• PROBLEM TO SOLVE: Determine how many lines in the entries below include "влагалища". The reply should be that number and nothing else.

• MATERIAL SHOWN:
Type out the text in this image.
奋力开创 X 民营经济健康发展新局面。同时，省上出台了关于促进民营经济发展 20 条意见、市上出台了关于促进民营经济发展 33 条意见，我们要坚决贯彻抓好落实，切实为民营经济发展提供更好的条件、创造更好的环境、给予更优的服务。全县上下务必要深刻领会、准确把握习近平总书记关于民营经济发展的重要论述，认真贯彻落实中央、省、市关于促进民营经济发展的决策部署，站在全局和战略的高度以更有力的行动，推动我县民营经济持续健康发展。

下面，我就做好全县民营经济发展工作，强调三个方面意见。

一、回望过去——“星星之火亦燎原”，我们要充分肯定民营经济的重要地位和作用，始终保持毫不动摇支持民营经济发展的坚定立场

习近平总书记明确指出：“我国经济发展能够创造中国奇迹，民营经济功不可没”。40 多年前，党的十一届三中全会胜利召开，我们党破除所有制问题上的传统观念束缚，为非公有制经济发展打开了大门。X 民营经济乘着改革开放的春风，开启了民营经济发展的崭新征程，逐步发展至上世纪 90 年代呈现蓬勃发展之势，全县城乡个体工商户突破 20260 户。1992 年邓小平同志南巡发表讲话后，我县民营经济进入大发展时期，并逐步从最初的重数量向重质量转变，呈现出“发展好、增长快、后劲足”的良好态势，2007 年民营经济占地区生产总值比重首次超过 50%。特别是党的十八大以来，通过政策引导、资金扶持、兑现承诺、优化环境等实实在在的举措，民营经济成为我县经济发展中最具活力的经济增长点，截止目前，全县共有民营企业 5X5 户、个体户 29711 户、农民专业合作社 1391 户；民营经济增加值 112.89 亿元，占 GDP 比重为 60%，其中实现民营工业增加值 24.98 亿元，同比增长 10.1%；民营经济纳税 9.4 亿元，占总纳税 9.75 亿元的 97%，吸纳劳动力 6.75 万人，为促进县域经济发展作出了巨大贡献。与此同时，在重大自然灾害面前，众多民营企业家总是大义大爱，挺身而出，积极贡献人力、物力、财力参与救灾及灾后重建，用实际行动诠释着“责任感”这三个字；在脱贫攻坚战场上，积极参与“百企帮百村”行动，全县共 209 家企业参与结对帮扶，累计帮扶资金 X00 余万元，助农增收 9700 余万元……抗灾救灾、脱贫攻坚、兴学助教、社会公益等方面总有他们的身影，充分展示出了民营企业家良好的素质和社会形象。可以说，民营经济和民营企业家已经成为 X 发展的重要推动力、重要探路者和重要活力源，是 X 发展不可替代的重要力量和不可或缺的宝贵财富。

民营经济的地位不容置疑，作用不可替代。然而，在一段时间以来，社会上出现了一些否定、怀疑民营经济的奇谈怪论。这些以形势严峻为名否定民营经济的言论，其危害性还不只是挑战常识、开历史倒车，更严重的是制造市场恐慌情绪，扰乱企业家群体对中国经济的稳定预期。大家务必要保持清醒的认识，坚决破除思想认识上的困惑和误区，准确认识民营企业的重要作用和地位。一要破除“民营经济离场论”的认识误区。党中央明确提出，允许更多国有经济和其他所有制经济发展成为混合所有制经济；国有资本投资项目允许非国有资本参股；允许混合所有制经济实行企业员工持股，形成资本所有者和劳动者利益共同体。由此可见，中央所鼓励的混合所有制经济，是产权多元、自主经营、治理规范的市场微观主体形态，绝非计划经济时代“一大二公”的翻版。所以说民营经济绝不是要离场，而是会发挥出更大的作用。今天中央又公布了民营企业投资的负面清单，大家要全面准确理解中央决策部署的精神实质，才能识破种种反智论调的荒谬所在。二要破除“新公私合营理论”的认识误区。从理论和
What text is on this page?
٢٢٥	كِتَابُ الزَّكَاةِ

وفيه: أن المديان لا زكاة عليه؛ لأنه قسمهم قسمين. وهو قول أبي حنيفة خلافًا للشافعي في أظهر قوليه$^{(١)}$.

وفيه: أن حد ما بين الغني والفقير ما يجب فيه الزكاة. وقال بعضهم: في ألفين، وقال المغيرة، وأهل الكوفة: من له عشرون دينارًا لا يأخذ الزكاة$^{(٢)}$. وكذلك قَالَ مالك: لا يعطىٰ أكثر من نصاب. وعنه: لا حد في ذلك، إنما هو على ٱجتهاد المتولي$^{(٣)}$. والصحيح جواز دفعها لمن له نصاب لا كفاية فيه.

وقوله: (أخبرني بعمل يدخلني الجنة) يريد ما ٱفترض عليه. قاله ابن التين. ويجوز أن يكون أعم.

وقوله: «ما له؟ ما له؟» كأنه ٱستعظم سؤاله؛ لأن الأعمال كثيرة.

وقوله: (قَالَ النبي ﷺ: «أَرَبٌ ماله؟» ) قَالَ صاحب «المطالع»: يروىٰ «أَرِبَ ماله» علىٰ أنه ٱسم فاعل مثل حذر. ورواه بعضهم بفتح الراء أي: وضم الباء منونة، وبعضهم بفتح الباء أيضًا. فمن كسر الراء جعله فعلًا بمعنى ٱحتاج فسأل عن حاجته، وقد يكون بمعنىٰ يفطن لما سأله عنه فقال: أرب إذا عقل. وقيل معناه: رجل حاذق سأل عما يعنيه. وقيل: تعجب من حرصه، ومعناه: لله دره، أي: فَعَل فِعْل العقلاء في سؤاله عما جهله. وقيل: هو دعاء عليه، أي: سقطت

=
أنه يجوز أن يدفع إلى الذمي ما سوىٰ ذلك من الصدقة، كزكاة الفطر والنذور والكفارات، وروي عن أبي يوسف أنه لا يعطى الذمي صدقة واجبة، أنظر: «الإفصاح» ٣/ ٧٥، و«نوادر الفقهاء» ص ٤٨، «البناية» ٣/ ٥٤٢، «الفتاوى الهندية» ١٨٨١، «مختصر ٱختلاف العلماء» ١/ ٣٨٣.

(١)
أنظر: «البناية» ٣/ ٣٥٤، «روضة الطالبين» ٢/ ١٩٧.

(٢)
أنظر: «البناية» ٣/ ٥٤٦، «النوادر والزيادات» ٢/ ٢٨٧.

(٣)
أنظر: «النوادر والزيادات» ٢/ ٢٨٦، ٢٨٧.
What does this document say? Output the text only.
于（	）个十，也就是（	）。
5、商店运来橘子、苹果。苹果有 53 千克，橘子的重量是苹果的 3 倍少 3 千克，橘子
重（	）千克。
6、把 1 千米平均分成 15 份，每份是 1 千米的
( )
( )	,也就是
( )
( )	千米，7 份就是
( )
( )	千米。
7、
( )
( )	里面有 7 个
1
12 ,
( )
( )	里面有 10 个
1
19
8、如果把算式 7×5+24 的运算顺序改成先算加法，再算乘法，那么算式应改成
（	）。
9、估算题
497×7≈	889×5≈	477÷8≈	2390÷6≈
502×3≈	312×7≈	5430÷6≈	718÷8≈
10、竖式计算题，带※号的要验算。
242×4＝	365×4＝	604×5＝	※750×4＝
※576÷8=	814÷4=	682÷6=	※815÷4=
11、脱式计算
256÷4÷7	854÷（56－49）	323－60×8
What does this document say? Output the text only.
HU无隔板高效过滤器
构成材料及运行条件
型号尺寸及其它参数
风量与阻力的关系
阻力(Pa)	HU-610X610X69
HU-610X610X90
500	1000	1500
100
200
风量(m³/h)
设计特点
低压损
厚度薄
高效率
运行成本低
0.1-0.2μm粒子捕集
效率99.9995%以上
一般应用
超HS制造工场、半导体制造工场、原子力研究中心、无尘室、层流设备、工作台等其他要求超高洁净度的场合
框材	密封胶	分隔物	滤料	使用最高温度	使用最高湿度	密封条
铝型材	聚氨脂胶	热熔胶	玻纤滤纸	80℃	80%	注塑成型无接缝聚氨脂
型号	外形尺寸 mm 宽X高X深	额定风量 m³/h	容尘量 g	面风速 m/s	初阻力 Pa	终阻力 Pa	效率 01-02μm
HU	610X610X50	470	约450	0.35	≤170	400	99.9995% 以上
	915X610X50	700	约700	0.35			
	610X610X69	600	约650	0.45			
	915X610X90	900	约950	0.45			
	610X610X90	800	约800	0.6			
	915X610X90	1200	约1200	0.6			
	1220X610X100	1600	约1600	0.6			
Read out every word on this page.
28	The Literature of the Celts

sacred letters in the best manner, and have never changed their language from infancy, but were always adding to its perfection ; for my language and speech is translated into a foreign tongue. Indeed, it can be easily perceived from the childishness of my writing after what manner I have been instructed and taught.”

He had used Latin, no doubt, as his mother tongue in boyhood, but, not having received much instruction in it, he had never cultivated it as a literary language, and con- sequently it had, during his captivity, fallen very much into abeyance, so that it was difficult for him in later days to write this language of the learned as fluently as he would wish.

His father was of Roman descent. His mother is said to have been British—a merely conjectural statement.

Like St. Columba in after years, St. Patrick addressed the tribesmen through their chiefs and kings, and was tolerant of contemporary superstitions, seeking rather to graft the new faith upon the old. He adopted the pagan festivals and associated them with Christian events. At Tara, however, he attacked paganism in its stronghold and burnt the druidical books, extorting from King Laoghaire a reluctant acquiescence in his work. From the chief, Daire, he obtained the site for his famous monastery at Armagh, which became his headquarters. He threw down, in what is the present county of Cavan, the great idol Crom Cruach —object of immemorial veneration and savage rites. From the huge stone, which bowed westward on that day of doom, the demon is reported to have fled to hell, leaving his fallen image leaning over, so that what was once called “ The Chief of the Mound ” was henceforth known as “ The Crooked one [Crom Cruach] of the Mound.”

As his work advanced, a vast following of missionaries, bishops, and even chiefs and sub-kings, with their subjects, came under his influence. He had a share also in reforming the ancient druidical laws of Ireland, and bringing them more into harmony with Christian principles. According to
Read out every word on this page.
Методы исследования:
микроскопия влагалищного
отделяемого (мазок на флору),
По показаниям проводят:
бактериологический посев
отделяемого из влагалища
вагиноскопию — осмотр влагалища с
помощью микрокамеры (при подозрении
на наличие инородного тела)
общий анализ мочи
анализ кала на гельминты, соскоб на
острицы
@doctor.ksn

• ANSWER IN FULL: 2